» REQUIREMENT:
Give an exact copy of every line, leaving images out.

» PROVIDED RECORDS:
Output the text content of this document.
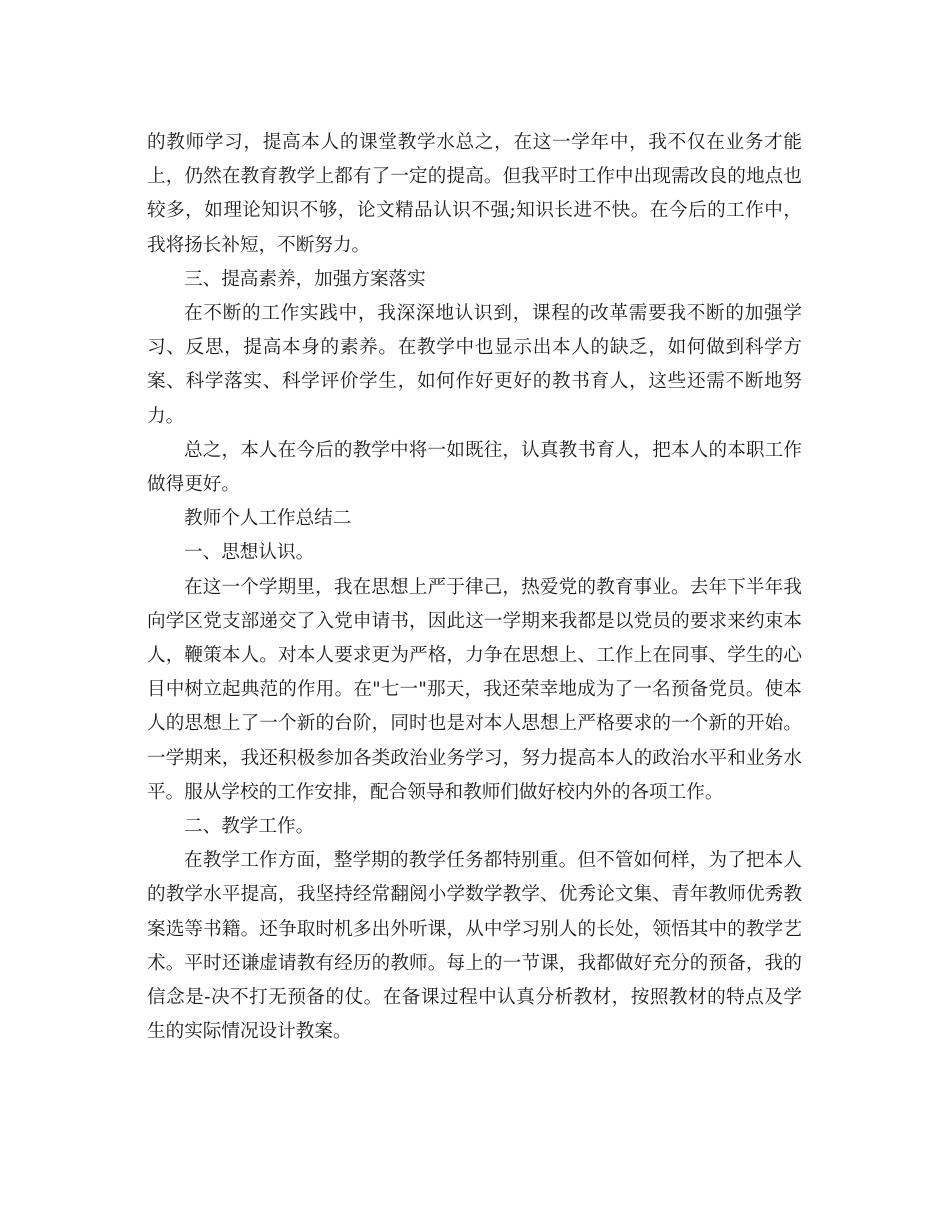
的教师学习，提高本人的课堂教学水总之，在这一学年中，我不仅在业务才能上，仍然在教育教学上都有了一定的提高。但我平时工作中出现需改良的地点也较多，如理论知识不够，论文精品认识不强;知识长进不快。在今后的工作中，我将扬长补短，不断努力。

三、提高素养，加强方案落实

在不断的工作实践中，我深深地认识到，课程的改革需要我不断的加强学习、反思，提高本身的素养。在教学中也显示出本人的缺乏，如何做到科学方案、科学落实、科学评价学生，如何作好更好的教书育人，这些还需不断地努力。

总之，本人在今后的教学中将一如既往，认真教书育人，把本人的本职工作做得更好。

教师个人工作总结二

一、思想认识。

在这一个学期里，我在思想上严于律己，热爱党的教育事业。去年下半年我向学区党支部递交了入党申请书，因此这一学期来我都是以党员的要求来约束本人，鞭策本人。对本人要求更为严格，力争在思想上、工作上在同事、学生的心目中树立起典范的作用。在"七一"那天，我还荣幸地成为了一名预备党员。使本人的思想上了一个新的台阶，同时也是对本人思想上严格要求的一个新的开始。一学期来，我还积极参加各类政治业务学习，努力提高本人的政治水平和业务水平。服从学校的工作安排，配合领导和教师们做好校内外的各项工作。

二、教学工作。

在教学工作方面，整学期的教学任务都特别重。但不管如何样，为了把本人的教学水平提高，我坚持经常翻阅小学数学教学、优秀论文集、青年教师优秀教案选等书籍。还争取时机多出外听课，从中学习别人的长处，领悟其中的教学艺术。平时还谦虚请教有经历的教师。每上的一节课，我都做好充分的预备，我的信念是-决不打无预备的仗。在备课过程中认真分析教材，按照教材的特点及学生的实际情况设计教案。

» WRITTEN SOLUTION:
Output the text content of this document.
的教师学习，提高本人的课堂教学水总之，在这一学年中，我不仅在业务才能上，仍然在教育教学上都有了一定的提高。但我平时工作中出现需改良的地点也较多，如理论知识不够，论文精品认识不强;知识长进不快。在今后的工作中，我将扬长补短，不断努力。

三、提高素养，加强方案落实

在不断的工作实践中，我深深地认识到，课程的改革需要我不断的加强学习、反思，提高本身的素养。在教学中也显示出本人的缺乏，如何做到科学方案、科学落实、科学评价学生，如何作好更好的教书育人，这些还需不断地努力。

总之，本人在今后的教学中将一如既往，认真教书育人，把本人的本职工作做得更好。

教师个人工作总结二

一、思想认识。

在这一个学期里，我在思想上严于律己，热爱党的教育事业。去年下半年我向学区党支部递交了入党申请书，因此这一学期来我都是以党员的要求来约束本人，鞭策本人。对本人要求更为严格，力争在思想上、工作上在同事、学生的心目中树立起典范的作用。在"七一"那天，我还荣幸地成为了一名预备党员。使本人的思想上了一个新的台阶，同时也是对本人思想上严格要求的一个新的开始。一学期来，我还积极参加各类政治业务学习，努力提高本人的政治水平和业务水平。服从学校的工作安排，配合领导和教师们做好校内外的各项工作。

二、教学工作。

在教学工作方面，整学期的教学任务都特别重。但不管如何样，为了把本人的教学水平提高，我坚持经常翻阅小学数学教学、优秀论文集、青年教师优秀教案选等书籍。还争取时机多出外听课，从中学习别人的长处，领悟其中的教学艺术。平时还谦虚请教有经历的教师。每上的一节课，我都做好充分的预备，我的信念是-决不打无预备的仗。在备课过程中认真分析教材，按照教材的特点及学生的实际情况设计教案。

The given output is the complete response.